WORK REQUIRED :: Please copy the records below word for word, everything from the line containing "eye-logo-icon — [1605, 40, 1665, 72]" down to the line containing "main-title-part2: عملية الفرز", both of those lines included.

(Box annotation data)

- - - -

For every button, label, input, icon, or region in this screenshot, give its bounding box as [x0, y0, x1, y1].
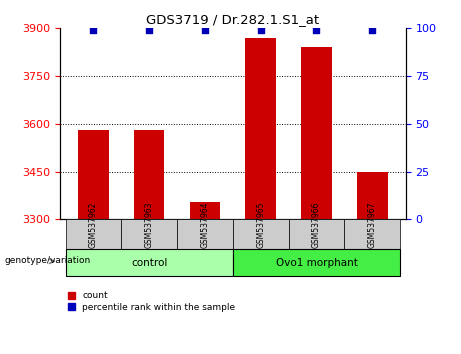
Text: GSM537965: GSM537965: [256, 201, 265, 248]
Point: [257, 27, 264, 33]
Bar: [344, 219, 400, 249]
Bar: [121, 219, 177, 249]
Bar: [357, 172, 388, 219]
Bar: [65, 249, 233, 276]
Title: GDS3719 / Dr.282.1.S1_at: GDS3719 / Dr.282.1.S1_at: [146, 13, 319, 26]
Text: genotype/variation: genotype/variation: [5, 256, 91, 265]
Bar: [65, 219, 121, 249]
Bar: [289, 219, 344, 249]
Text: GSM537966: GSM537966: [312, 201, 321, 248]
Text: control: control: [131, 257, 167, 268]
Text: GSM537967: GSM537967: [368, 201, 377, 248]
Bar: [78, 130, 109, 219]
Bar: [189, 202, 220, 219]
Point: [313, 27, 320, 33]
Point: [146, 27, 153, 33]
Bar: [233, 219, 289, 249]
Text: GSM537962: GSM537962: [89, 201, 98, 248]
Point: [90, 27, 97, 33]
Bar: [301, 47, 332, 219]
Bar: [177, 219, 233, 249]
Point: [201, 27, 209, 33]
Bar: [134, 130, 165, 219]
Bar: [233, 249, 400, 276]
Text: GSM537963: GSM537963: [145, 201, 154, 248]
Bar: [245, 38, 276, 219]
Text: Ovo1 morphant: Ovo1 morphant: [276, 257, 357, 268]
Point: [368, 27, 376, 33]
Legend: count, percentile rank within the sample: count, percentile rank within the sample: [65, 288, 239, 316]
Text: GSM537964: GSM537964: [201, 201, 209, 248]
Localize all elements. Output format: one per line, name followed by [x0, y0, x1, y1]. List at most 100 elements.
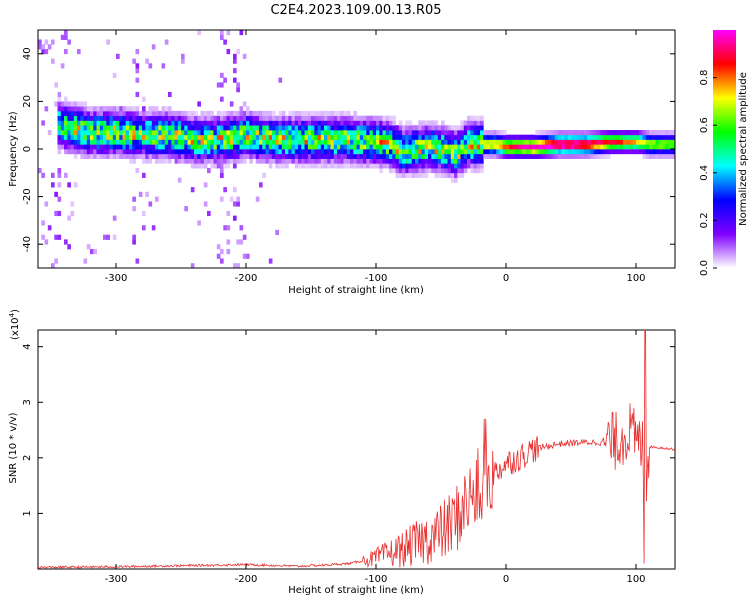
spectrogram-cell: [96, 115, 101, 121]
spectrogram-cell: [268, 134, 273, 140]
spectrogram-cell: [265, 130, 270, 136]
spectrogram-cell: [161, 130, 166, 136]
spectrogram-cell: [587, 134, 591, 140]
spectrogram-cell: [408, 134, 413, 140]
spectrogram-cell: [307, 120, 312, 126]
spectrogram-cell: [181, 144, 185, 150]
spectrogram-cell: [151, 110, 156, 117]
spectrogram-cell: [317, 125, 322, 131]
spectrogram-cell: [470, 125, 474, 131]
spectrogram-cell: [343, 134, 348, 140]
spectrogram-cell: [275, 130, 279, 136]
spectrogram-cell: [652, 149, 656, 155]
spectrogram-cell: [441, 139, 445, 145]
spectrogram-cell: [353, 134, 357, 140]
spectrogram-cell: [600, 149, 604, 155]
spectrogram-cell: [80, 153, 84, 159]
spectrogram-cell: [301, 139, 305, 145]
spectrogram-cell: [506, 149, 510, 155]
spectrogram-cell: [424, 153, 429, 159]
spectrogram-cell: [307, 110, 312, 117]
spectrogram-cell: [275, 134, 279, 140]
spectrogram-cell: [512, 134, 517, 140]
spectrogram-cell: [668, 149, 673, 155]
spectrogram-cell: [38, 168, 42, 174]
spectrogram-cell: [418, 163, 422, 169]
spectrogram-cell: [288, 125, 292, 131]
spectrogram-cell: [428, 144, 432, 150]
spectrogram-cell: [346, 139, 351, 145]
spectrogram-cell: [90, 125, 94, 131]
spectrogram-cell: [106, 134, 110, 140]
spectrogram-cell: [333, 144, 338, 150]
spectrogram-cell: [616, 134, 621, 140]
spectrogram-cell: [203, 153, 208, 159]
spectrogram-cell: [411, 153, 416, 159]
spectrogram-cell: [155, 158, 159, 164]
spectrogram-cell: [476, 125, 481, 131]
spectrogram-cell: [174, 125, 179, 131]
spectrogram-cell: [109, 153, 114, 159]
spectrogram-cell: [138, 149, 143, 155]
spectrogram-cell: [307, 153, 312, 159]
spectrogram-cell: [444, 144, 448, 150]
snr-multiplier-exponent: 4: [8, 312, 16, 317]
spectrogram-cell: [324, 125, 328, 131]
spectrogram-cell: [454, 139, 458, 145]
spectrogram-cell: [259, 182, 263, 188]
spectrogram-cell: [138, 125, 143, 131]
spectrogram-cell: [259, 134, 263, 140]
spectrogram-cell: [359, 134, 364, 140]
spectrogram-cell: [288, 130, 292, 136]
spectrogram-cell: [67, 244, 71, 250]
spectrogram-cell: [116, 120, 120, 126]
spectrogram-cell: [135, 110, 140, 117]
spectrogram-cell: [220, 139, 224, 145]
spectrogram-cell: [294, 125, 299, 131]
spectrogram-cell: [285, 144, 289, 150]
spectrogram-cell: [148, 125, 153, 131]
spectrogram-cell: [476, 163, 481, 169]
spectrogram-cell: [229, 110, 234, 117]
spectrogram-cell: [307, 139, 312, 145]
spectrogram-cell: [60, 130, 65, 136]
spectrogram-cell: [519, 134, 523, 140]
spectrogram-cell: [327, 163, 331, 169]
spectrogram-cell: [103, 110, 107, 117]
spectrogram-cell: [190, 115, 195, 121]
spectrogram-cell: [93, 144, 97, 150]
spectrogram-cell: [356, 120, 361, 126]
spectrogram-cell: [181, 158, 185, 164]
spectrogram-cell: [486, 130, 491, 136]
spectrogram-cell: [502, 130, 507, 136]
spectrogram-cell: [44, 239, 49, 245]
spectrogram-cell: [350, 130, 354, 136]
spectrogram-cell: [441, 125, 445, 131]
spectrogram-cell: [57, 115, 62, 121]
spectrogram-cell: [109, 106, 114, 112]
spectrogram-cell: [395, 125, 400, 131]
spectrogram-cell: [220, 110, 224, 117]
spectrogram-cell: [278, 149, 283, 155]
spectrogram-cell: [460, 153, 465, 159]
spectrogram-cell: [278, 130, 283, 136]
spectrogram-cell: [64, 34, 68, 40]
spectrogram-cell: [376, 158, 380, 164]
spectrogram-cell: [509, 139, 513, 145]
spectrogram-cell: [337, 149, 341, 155]
spectrogram-cell: [288, 158, 292, 164]
spectrogram-cell: [301, 149, 305, 155]
spectrogram-cell: [603, 130, 608, 136]
spectrogram-cell: [564, 139, 569, 145]
spectrogram-cell: [668, 134, 673, 140]
spectrogram-cell: [135, 125, 140, 131]
spectrogram-cell: [366, 134, 370, 140]
spectrogram-cell: [262, 130, 266, 136]
spectrogram-cell: [506, 139, 510, 145]
spectrogram-cell: [272, 110, 276, 117]
spectrogram-cell: [135, 130, 140, 136]
spectrogram-cell: [405, 120, 409, 126]
spectrogram-cell: [671, 134, 676, 140]
spectrogram-cell: [99, 139, 104, 145]
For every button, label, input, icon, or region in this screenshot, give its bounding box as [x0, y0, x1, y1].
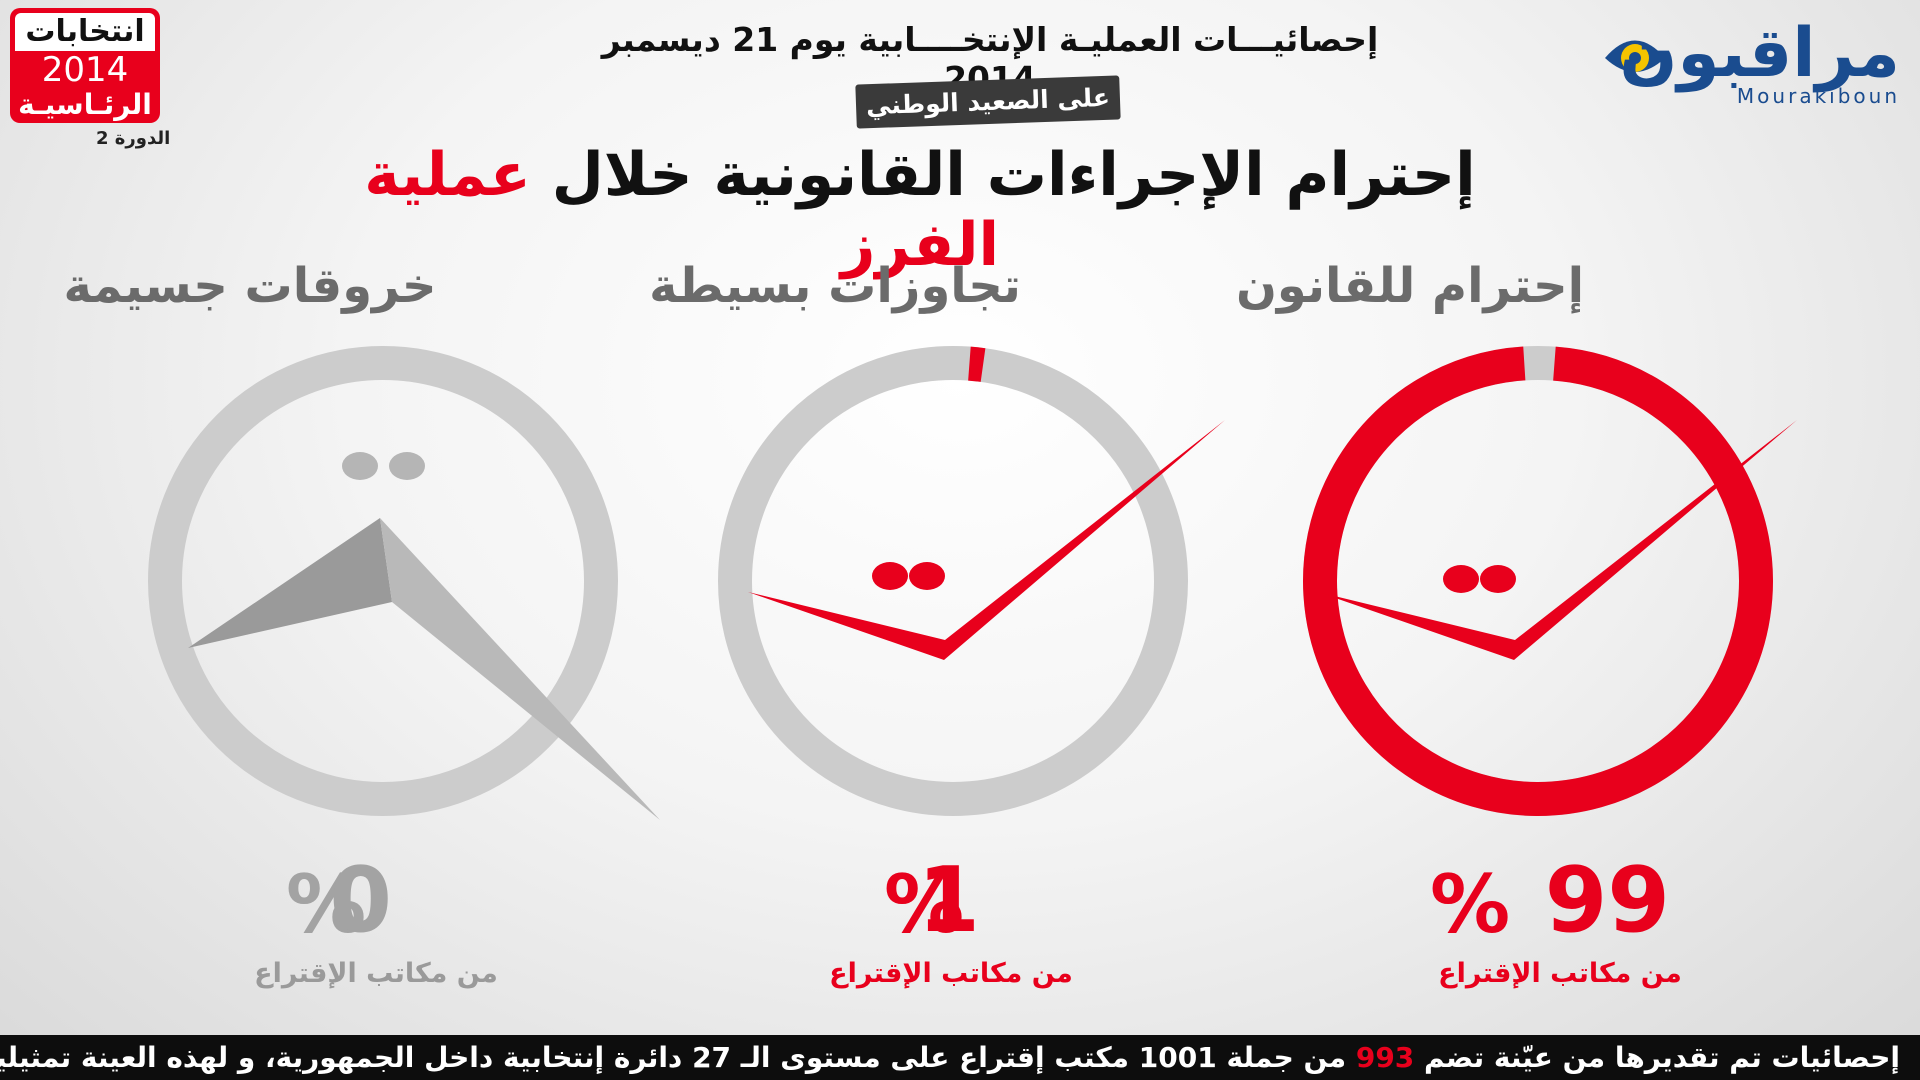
eye-logo-icon — [1605, 40, 1665, 72]
donut-arc-respect — [1303, 346, 1773, 816]
pct-value-serious: 0 — [329, 848, 392, 953]
check-mark-icon-serious — [188, 452, 660, 820]
donut-arc-minor — [968, 346, 986, 382]
election-2014-badge: انتخابات 2014 الرئـاسيـة — [10, 8, 160, 123]
label-serious-breaches: خروقات جسيمة — [63, 258, 437, 314]
main-title: إحترام الإجراءات القانونية خلال عملية ال… — [300, 140, 1540, 280]
donut-track-minor — [718, 346, 1188, 816]
percent-sign-serious: % — [286, 858, 367, 951]
check-mark-icon-minor — [748, 420, 1225, 660]
pct-sub-minor: من مكاتب الإقتراع — [829, 958, 1073, 989]
pct-value-minor: 1 — [917, 848, 980, 953]
main-title-part2: عملية الفرز — [364, 140, 1000, 280]
label-minor-violations: تجاوزات بسيطة — [649, 258, 1021, 314]
main-title-part1: إحترام الإجراءات القانونية خلال — [551, 140, 1476, 210]
badge-round: الدورة 2 — [96, 128, 171, 149]
pct-block-serious: % 0 — [282, 848, 432, 960]
badge-line1: انتخابات — [15, 13, 155, 51]
footer-sample: 993 — [1355, 1041, 1415, 1074]
pct-block-minor: % 1 — [880, 848, 1030, 960]
pct-value-respect: 99 — [1544, 848, 1670, 953]
label-respect: إحترام للقانون — [1235, 258, 1585, 314]
percent-sign-respect: % — [1430, 858, 1511, 951]
donut-track-serious — [148, 346, 618, 816]
percent-sign-minor: % — [884, 858, 965, 951]
badge-year: 2014 — [41, 50, 129, 90]
logo-latin: Mourakiboun — [1736, 84, 1900, 108]
check-mark-icon-respect — [1318, 420, 1797, 660]
footer-note: إحصائيات تم تقديرها من عيّنة تضم 993 من … — [0, 1035, 1920, 1080]
pct-block-respect: % 99 — [1430, 848, 1680, 960]
badge-presidential: الرئـاسيـة — [18, 88, 152, 121]
logo-arabic: مراقبون — [1619, 14, 1900, 93]
pct-sub-respect: من مكاتب الإقتراع — [1438, 958, 1682, 989]
footer-part1: إحصائيات تم تقديرها من عيّنة تضم — [1424, 1041, 1900, 1074]
pct-sub-serious: من مكاتب الإقتراع — [254, 958, 498, 989]
footer-part2: من جملة 1001 مكتب إقتراع على مستوى الـ 2… — [0, 1041, 1347, 1074]
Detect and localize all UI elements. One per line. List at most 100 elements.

- - - -

RESULT OF THIS EXERCISE ::
eye-logo-icon — [1605, 40, 1665, 72]
donut-arc-respect — [1303, 346, 1773, 816]
pct-value-serious: 0 — [329, 848, 392, 953]
check-mark-icon-serious — [188, 452, 660, 820]
donut-arc-minor — [968, 346, 986, 382]
election-2014-badge: انتخابات 2014 الرئـاسيـة — [10, 8, 160, 123]
label-serious-breaches: خروقات جسيمة — [63, 258, 437, 314]
main-title: إحترام الإجراءات القانونية خلال عملية ال… — [300, 140, 1540, 280]
donut-track-minor — [718, 346, 1188, 816]
percent-sign-serious: % — [286, 858, 367, 951]
check-mark-icon-minor — [748, 420, 1225, 660]
pct-sub-minor: من مكاتب الإقتراع — [829, 958, 1073, 989]
pct-value-minor: 1 — [917, 848, 980, 953]
main-title-part2: عملية الفرز — [364, 140, 1000, 280]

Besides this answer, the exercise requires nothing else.